Records provided
◇ ◇ ◇ ◇
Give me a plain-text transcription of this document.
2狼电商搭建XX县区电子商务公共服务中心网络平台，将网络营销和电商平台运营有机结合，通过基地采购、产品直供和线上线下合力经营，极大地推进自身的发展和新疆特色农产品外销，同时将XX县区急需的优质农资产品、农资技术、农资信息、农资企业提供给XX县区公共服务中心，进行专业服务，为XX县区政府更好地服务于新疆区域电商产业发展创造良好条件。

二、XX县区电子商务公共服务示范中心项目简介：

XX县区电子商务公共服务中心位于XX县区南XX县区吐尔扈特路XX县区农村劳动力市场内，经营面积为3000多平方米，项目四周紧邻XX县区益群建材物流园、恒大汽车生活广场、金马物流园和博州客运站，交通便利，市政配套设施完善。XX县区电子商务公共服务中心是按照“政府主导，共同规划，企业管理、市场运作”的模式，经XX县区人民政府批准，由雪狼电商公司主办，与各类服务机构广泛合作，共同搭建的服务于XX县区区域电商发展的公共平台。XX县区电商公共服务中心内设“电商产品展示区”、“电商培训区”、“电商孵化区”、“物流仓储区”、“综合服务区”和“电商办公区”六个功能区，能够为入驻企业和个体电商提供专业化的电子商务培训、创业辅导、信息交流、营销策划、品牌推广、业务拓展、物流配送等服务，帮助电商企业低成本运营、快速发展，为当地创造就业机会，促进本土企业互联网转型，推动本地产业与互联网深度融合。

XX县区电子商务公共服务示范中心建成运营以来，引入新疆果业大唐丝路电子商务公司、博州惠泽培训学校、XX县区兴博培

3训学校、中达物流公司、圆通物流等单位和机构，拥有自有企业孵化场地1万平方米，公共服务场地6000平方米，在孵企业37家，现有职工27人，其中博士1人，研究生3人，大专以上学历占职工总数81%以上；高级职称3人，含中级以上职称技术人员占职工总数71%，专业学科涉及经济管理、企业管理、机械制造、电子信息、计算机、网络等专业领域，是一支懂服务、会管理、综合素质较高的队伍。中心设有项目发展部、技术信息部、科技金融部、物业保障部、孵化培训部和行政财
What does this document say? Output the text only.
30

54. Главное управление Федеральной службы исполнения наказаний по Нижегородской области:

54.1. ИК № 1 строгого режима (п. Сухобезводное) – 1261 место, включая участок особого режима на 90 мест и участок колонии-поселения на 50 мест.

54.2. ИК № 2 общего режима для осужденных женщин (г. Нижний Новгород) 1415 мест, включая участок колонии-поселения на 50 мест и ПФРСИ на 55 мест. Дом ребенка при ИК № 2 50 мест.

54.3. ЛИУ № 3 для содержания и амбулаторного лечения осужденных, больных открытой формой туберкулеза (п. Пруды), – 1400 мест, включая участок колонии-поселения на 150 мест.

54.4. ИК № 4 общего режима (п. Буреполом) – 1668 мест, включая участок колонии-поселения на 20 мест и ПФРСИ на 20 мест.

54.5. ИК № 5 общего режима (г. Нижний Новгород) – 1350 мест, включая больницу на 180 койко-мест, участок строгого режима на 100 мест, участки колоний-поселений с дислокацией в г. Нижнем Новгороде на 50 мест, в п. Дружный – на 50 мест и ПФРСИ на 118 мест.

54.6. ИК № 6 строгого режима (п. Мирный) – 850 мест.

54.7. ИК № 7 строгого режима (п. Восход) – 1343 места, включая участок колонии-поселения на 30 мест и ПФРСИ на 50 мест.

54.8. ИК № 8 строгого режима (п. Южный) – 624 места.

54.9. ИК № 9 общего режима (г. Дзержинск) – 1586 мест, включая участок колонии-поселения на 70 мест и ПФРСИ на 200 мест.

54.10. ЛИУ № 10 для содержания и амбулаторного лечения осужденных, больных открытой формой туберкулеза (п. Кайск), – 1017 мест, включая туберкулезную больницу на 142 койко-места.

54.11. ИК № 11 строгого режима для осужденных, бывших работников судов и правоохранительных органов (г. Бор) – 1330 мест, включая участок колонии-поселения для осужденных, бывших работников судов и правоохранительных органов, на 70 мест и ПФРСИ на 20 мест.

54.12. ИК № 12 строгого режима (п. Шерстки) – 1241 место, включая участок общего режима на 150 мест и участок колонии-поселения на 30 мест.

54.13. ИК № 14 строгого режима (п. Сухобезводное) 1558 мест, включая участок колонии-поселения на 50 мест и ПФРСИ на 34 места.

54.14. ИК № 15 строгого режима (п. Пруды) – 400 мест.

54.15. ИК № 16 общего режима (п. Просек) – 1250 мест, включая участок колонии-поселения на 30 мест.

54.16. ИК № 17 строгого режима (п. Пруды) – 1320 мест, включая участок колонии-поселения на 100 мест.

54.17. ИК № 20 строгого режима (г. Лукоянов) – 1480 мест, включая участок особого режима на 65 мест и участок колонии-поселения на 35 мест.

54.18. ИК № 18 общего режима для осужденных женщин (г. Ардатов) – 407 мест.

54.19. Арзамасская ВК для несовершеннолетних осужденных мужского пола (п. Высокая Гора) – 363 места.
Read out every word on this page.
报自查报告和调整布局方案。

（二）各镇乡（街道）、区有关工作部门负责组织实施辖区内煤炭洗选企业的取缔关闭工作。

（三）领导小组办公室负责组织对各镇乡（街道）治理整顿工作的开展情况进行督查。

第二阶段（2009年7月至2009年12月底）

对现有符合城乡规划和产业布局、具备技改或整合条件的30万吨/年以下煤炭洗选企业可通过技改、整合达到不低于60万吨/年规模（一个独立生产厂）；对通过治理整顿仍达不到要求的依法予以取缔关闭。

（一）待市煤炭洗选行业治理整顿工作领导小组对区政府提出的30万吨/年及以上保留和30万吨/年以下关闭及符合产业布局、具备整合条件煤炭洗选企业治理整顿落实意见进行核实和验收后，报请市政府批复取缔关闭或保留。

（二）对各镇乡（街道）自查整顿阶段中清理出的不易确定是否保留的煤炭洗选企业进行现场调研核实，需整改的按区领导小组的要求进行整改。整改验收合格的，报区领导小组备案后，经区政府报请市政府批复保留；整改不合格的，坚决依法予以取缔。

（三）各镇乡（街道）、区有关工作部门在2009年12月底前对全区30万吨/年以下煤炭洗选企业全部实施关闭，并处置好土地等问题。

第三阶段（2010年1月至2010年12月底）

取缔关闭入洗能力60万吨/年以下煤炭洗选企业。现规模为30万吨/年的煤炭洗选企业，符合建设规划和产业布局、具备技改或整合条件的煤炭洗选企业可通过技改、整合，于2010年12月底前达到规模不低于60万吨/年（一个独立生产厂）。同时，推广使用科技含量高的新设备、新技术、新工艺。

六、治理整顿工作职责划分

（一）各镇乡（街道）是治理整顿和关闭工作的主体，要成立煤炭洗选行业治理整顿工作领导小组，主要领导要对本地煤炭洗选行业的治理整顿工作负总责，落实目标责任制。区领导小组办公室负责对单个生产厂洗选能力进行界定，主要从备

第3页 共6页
◇ ◇ ◇ ◇
Exercise directions
Among the lines above, count those containing the word "Нижний" and give nothing but the result.

Completed task
2